* Begin Passage shown *

According to AW's sale page http://www.cpfmarketplace.com/mp/showthread.php?t=191277, an IMR18650 has a max discharge rate of 10c which means for that particular battery, it's safely rated at 16 amps.


----------



## bshanahan14rulz (Sep 10, 2010)

I can get 5 amps from a regular Li-Ion...


----------



## flashfiend (Sep 10, 2010)

I believe the sst-90 is best direct driven on 4 NiMh batteries. The sag characteristics of this chemistry allow the LED to run at an optimal voltage and current. A single Li-Ion works well also but if you go IMR you might zap the LED if the LED you happen to get has a lower Vf than spec. LiPo batteries might be a good choice if you decide to regulate this with a driver such as the TaskLED H6Flex or DerWichtel 9A model.


----------



## morelightnow (Sep 11, 2010)

* End Passage shown *
* Begin Extracted entries *

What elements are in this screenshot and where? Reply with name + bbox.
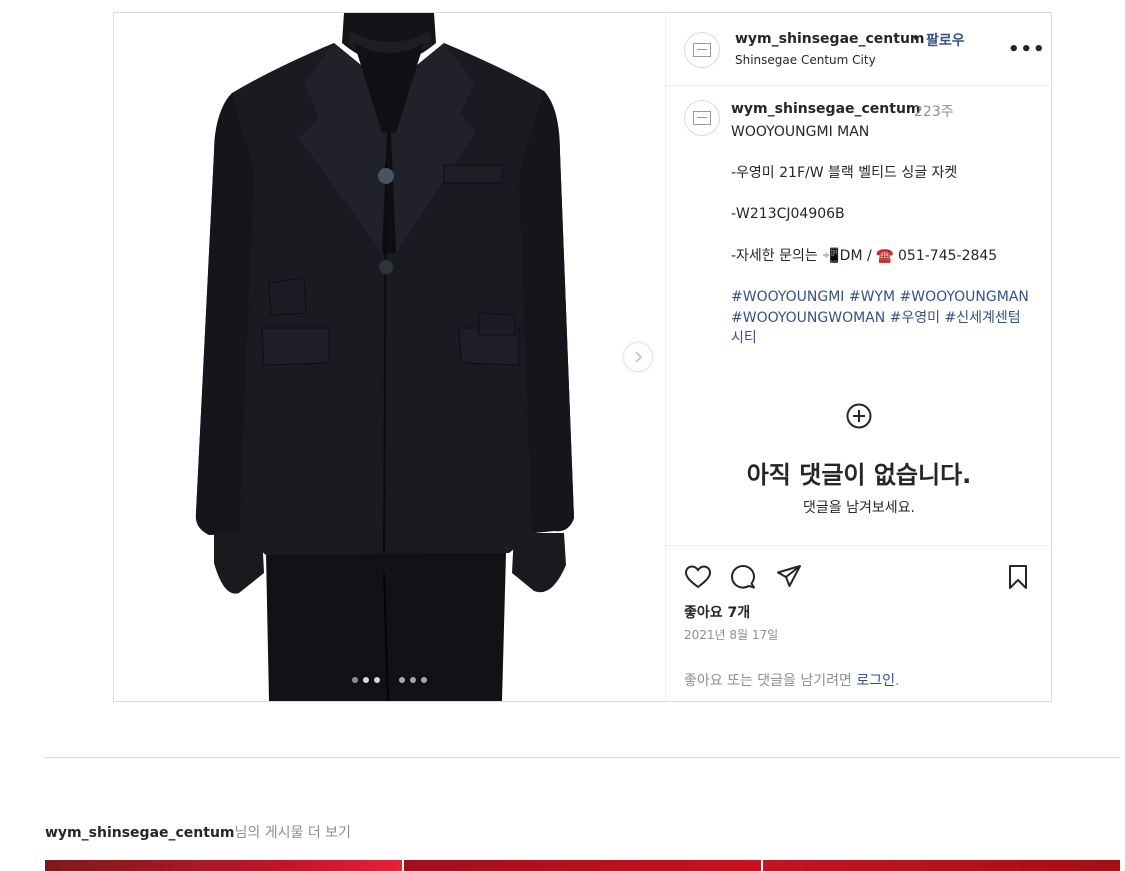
carousel-dot — [363, 677, 369, 683]
author-username[interactable]: wym_shinsegae_centum — [735, 31, 925, 47]
login-prompt-text: 좋아요 또는 댓글을 남기려면 — [684, 673, 857, 689]
carousel-indicators — [352, 677, 427, 683]
caption-hashtags[interactable]: #WOOYOUNGMI #WYM #WOOYOUNGMAN #WOOYOUNGW… — [731, 287, 1031, 349]
more-posts-grid — [45, 860, 1120, 871]
avatar[interactable] — [684, 100, 720, 136]
more-icon[interactable]: ••• — [1008, 39, 1046, 60]
carousel-dot — [352, 677, 358, 683]
chevron-right-icon — [635, 351, 643, 363]
login-prompt-suffix: . — [895, 673, 900, 689]
location-link[interactable]: Shinsegae Centum City — [735, 53, 876, 67]
post-card: wym_shinsegae_centum • 팔로우 Shinsegae Cen… — [113, 12, 1052, 702]
avatar[interactable] — [684, 32, 720, 68]
post-side-panel: wym_shinsegae_centum • 팔로우 Shinsegae Cen… — [665, 13, 1052, 701]
jacket-photo — [195, 13, 574, 701]
more-posts-suffix: 님의 게시물 더 보기 — [234, 825, 351, 841]
more-posts-username[interactable]: wym_shinsegae_centum — [45, 825, 235, 841]
post-date[interactable]: 2021년 8월 17일 — [684, 626, 778, 643]
next-image-button[interactable] — [623, 342, 653, 372]
carousel-dot — [399, 677, 405, 683]
section-divider — [45, 757, 1120, 758]
brand-logo-icon — [693, 111, 711, 125]
separator: • — [912, 31, 921, 47]
likes-count[interactable]: 좋아요 7개 — [684, 602, 750, 622]
post-thumbnail[interactable] — [45, 860, 402, 871]
caption-text: WOOYOUNGMI MAN -우영미 21F/W 블랙 벨티드 싱글 자켓 -… — [731, 124, 998, 264]
post-thumbnail[interactable] — [404, 860, 761, 871]
share-icon[interactable] — [775, 564, 803, 590]
caption-username[interactable]: wym_shinsegae_centum — [731, 101, 921, 117]
no-comments-subtitle: 댓글을 남겨보세요. — [803, 500, 915, 516]
bookmark-icon[interactable] — [1006, 564, 1030, 590]
caption-time[interactable]: 223주 — [914, 101, 954, 121]
post-header: wym_shinsegae_centum • 팔로우 Shinsegae Cen… — [666, 13, 1051, 86]
carousel-dot — [374, 677, 380, 683]
post-thumbnail[interactable] — [763, 860, 1120, 871]
carousel-dot — [410, 677, 416, 683]
login-link[interactable]: 로그인 — [856, 673, 895, 689]
heart-icon[interactable] — [684, 564, 712, 590]
no-comments-title: 아직 댓글이 없습니다. — [746, 461, 972, 489]
add-comment-icon[interactable] — [846, 403, 872, 429]
caption-area: wym_shinsegae_centum 223주 WOOYOUNGMI MAN… — [666, 87, 1052, 545]
post-actions: 좋아요 7개 2021년 8월 17일 좋아요 또는 댓글을 남기려면 로그인. — [666, 545, 1052, 701]
login-prompt: 좋아요 또는 댓글을 남기려면 로그인. — [684, 670, 899, 690]
more-posts-heading: wym_shinsegae_centum님의 게시물 더 보기 — [45, 822, 351, 842]
brand-logo-icon — [693, 43, 711, 57]
comment-icon[interactable] — [729, 564, 757, 590]
follow-button[interactable]: 팔로우 — [926, 30, 965, 50]
carousel-dot — [421, 677, 427, 683]
post-media[interactable] — [114, 13, 665, 701]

* End Extracted entries *

> Written tasks:
(1) How would you translate this sentence from the forum thread into Spanish: "The sag characteristics of this chemistry allow the LED to run at an optimal voltage and current."
(2) Answer these questions from the forum thread:
(a) What maximum discharge rate does AW's sale page give for an IMR18650?
(b) How many amps does bshanahan14rulz say a regular Li-Ion can deliver?
(c) On how many NiMh batteries does flashfiend believe the sst-90 is best direct driven?
(3) Quote the stretch of the forum thread from "According to AW's" through "at 16 amps.".

> Solutions to the problems:
(1) Las características de caída de tensión de esta química permiten que el LED funcione con un voltaje y una corriente óptimos.

(2)
(a) 10c
(b) 5 amps
(c) 4

(3)
According to AW's sale page http://www.cpfmarketplace.com/mp/showthread.php?t=191277, an IMR18650 has a max discharge rate of 10c which means for that particular battery, it's safely rated at 16 amps.